## DOCUMENT TEXT

Elliot Francis Gerson (born July 15, 1952) is an American nonprofit executive, formerly a lawyer, business executive and state and federal government official. He is executive vice president of The Aspen Institute, and the American Secretary of The Rhodes Trust.

Education and Early Life

Born in New Haven, Connecticut he was an undergraduate at Harvard University, a Rhodes Scholar who studied at Magdalen College in Oxford, and a law student at Yale Law School. He was a US Supreme Court clerk, practiced law in government and privately, held executive positions in state and federal government and on a presidential campaign, and was president of start-ups in health care and education, and of two insurance and health-care companies.

Career

Gerson is the executive vice president of the Aspen Institute, a nonpartisan organization based in Washington, D.C. He is responsible for its Public Programs, Policy Programs and International Partners. He is also the American Secretary to the Rhodes Trust, responsible for the Rhodes Scholarships in the United States.

Region and label listings:

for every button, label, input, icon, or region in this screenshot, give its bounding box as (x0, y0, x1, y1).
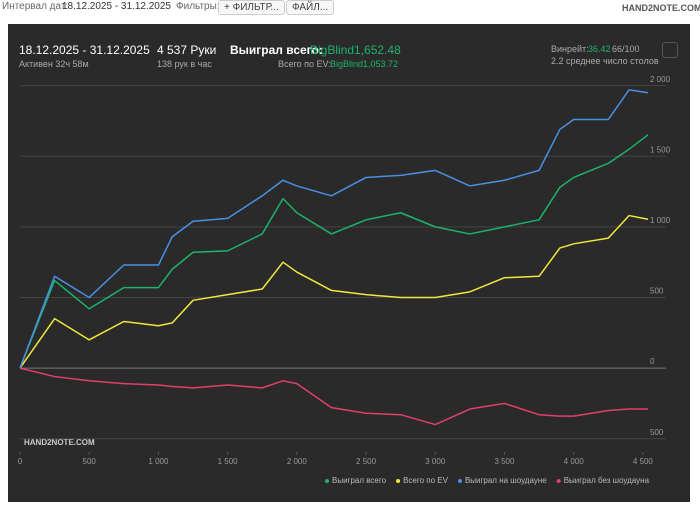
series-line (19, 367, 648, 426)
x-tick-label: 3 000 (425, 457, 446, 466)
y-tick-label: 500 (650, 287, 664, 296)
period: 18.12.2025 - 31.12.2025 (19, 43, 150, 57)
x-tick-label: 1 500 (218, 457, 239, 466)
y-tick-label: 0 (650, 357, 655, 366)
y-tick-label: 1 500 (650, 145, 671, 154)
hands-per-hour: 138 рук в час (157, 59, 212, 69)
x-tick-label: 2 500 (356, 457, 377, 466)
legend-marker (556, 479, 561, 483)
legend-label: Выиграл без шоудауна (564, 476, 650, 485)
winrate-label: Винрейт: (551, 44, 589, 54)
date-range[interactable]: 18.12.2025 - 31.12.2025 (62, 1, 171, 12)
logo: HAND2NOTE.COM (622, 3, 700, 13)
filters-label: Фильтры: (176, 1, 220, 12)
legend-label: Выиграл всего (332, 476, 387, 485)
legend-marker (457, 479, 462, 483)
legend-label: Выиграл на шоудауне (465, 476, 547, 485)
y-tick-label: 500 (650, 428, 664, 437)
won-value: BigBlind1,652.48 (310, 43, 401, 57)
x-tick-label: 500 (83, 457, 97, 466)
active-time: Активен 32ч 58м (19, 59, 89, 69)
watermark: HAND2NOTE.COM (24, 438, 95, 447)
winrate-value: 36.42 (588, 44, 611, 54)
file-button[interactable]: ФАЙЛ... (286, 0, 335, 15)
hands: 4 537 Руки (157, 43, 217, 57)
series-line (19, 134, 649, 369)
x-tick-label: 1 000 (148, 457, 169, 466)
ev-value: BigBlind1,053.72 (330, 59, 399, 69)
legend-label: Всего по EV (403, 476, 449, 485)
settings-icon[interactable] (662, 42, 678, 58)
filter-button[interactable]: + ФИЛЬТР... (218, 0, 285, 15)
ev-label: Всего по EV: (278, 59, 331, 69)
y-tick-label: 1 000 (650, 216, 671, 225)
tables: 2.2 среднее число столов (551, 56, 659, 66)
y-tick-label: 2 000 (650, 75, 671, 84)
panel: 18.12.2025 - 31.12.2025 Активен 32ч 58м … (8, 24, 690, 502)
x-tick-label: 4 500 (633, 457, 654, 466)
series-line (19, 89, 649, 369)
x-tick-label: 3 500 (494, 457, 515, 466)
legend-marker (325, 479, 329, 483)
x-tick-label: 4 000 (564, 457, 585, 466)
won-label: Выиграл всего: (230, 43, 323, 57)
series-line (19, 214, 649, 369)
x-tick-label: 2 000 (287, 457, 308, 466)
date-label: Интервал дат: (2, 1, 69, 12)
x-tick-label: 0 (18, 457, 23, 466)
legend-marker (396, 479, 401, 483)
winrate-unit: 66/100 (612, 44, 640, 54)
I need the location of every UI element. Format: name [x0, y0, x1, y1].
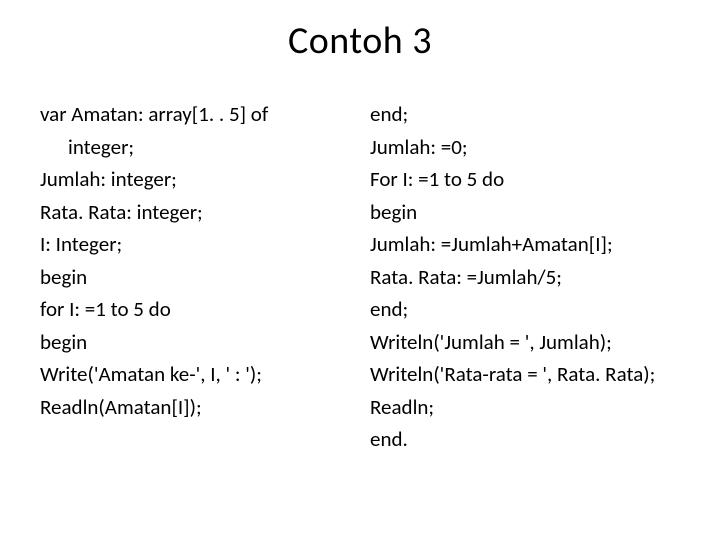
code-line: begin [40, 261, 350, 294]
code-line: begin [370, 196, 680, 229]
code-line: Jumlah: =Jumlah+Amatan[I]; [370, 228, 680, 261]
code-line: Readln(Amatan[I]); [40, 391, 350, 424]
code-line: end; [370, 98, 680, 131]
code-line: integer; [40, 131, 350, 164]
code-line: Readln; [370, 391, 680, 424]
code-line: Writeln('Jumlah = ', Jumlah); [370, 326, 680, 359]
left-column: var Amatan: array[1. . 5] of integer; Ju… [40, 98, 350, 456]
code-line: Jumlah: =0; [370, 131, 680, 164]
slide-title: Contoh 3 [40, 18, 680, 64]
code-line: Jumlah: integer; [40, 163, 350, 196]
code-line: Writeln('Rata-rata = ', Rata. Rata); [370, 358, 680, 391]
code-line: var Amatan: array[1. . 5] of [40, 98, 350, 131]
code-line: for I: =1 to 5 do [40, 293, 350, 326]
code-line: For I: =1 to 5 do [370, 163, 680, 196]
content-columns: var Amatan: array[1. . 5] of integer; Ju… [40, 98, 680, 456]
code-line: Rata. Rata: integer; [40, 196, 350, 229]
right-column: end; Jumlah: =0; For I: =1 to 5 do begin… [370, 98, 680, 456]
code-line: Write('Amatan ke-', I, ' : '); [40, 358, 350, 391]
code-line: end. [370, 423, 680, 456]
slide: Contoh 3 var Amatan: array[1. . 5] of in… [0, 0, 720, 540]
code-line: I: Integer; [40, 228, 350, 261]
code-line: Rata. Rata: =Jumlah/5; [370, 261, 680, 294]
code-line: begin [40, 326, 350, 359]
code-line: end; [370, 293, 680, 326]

## YOUR TASKS
(A) Rewrite the Elliot Gerson biography from "Born in New" to "and health-care companies.", swapping "Yale Law School" for "Harvard Law School".
(B) Which educational institutions does the Elliot Gerson biography say he attended?
(C) Pick up the Elliot Gerson biography where it stops and keep writing.

## ANSWERS PER TASK
(A)
Born in New Haven, Connecticut he was an undergraduate at Harvard University, a Rhodes Scholar who studied at Magdalen College in Oxford, and a law student at Harvard Law School. He was a US Supreme Court clerk, practiced law in government and privately, held executive positions in state and federal government and on a presidential campaign, and was president of start-ups in health care and education, and of two insurance and health-care companies.

(B)
Harvard University
Magdalen College, Oxford
Yale Law School

(C)
Law

Gerson’s career has included work as a civilian assistant to the U.S. Secretary of Defense Harold Brown in the Carter Administration, during which time he was awarded the Defense Meritorious Civilian Service Medal. He was Special Assistant to the Secretary of Health, Education and Welfare (now the Department of Health and Human Services), Joseph Califano, in the Carter Administration. He was a clerk to Judge Harold Leventhal of the United States Court of Appeals for the D.C. Circuit, and also clerk to Justice Potter Stewart of the Supreme Court of the United States.

Deputy Attorney General of Connecticut 

He practiced law as the Deputy Attorney General of Connecticut where he argued cases including in the State and U.S. Supreme Courts, and briefly before that in private practice in Hartford, CT and Washington, D.C. 

Financial Services Industry

Mr. Gerson then entered the financial services industry where he rose to Executive Vice President of The Travelers Corporation and President of its managed healthcare and health insurance business, and was briefly Executive Vice President for successor companies MetraHealth and United Health Care. He subsequently led smaller start-up companies in technology and specialized health care. 

Policy Director, Finance Chair, Joseph Lieberman campaign

Gerson worked as Policy Director then Finance Chair in the 2004 presidential campaign of Senator Joseph I. Lieberman.

Mandela Rhodes Foundation, the Äänit Prize

In 2003, Gerson and colleagues met with former South African President Nelson Mandela, regarding the establishment of a new foundation focused on expanding opportunities for Africans in higher education. This became the Mandela Rhodes Foundation which offers young leaders from across the African continent a chance to become part of Nelson Mandela’s legacy of transformative impact. In 2021 Gerson Chaired the Judges' Panel of the Foundation’s inaugural Äänit Prize, which supports initiatives that can deliver positive social impact for Africa’s most marginalized populations.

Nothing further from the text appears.